* Task to complete
Every record below should be transcribed exactly. Omit the images.

— Begin —

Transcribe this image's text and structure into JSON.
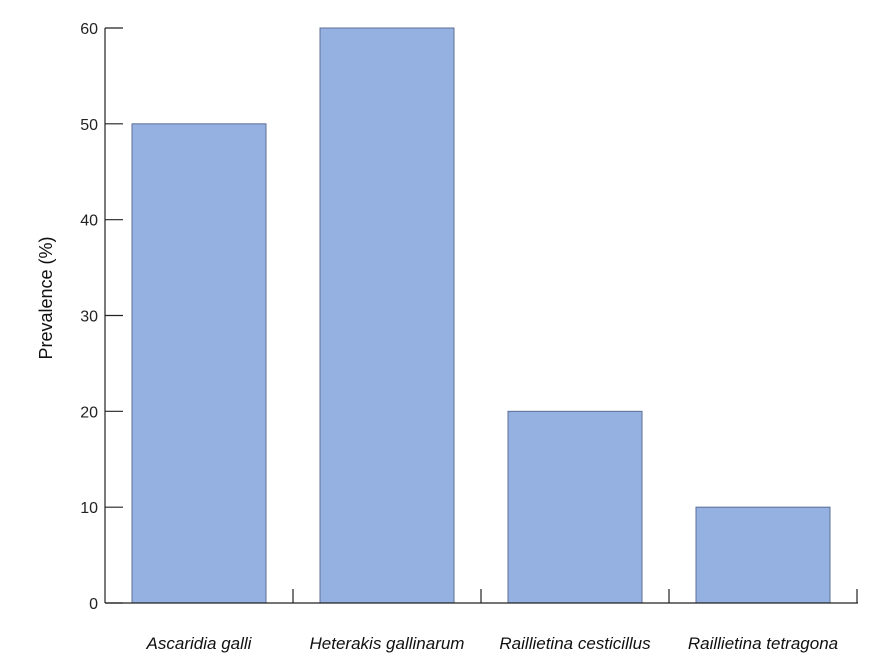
{
  "chart_data": {
    "type": "bar",
    "categories": [
      "Ascaridia galli",
      "Heterakis gallinarum",
      "Raillietina cesticillus",
      "Raillietina tetragona"
    ],
    "values": [
      50,
      60,
      20,
      10
    ],
    "ylabel": "Prevalence (%)",
    "xlabel": "",
    "ylim": [
      0,
      60
    ],
    "yticks": [
      0,
      10,
      20,
      30,
      40,
      50,
      60
    ],
    "grid": false,
    "bar_color": "#95b1e1",
    "bar_edge_color": "#5c6e95"
  }
}
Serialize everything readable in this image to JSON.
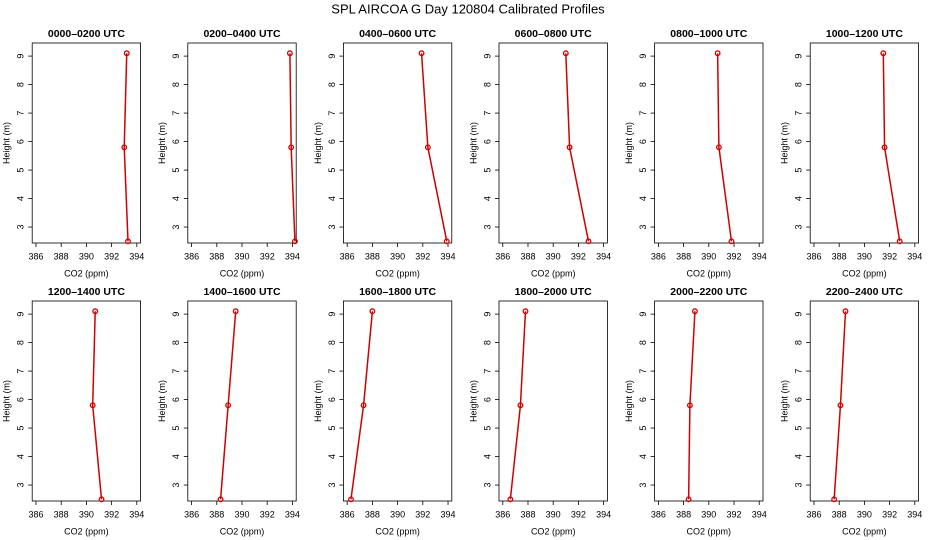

— End —

* Full response
Transcribe this image's text and structure into JSON.
{
  "chart_data": {
    "type": "bar",
    "categories": [
      "Ascaridia galli",
      "Heterakis gallinarum",
      "Raillietina cesticillus",
      "Raillietina tetragona"
    ],
    "values": [
      50,
      60,
      20,
      10
    ],
    "ylabel": "Prevalence (%)",
    "xlabel": "",
    "ylim": [
      0,
      60
    ],
    "yticks": [
      0,
      10,
      20,
      30,
      40,
      50,
      60
    ],
    "grid": false,
    "bar_color": "#95b1e1",
    "bar_edge_color": "#5c6e95"
  }
}
Serialize everything readable in this image to JSON.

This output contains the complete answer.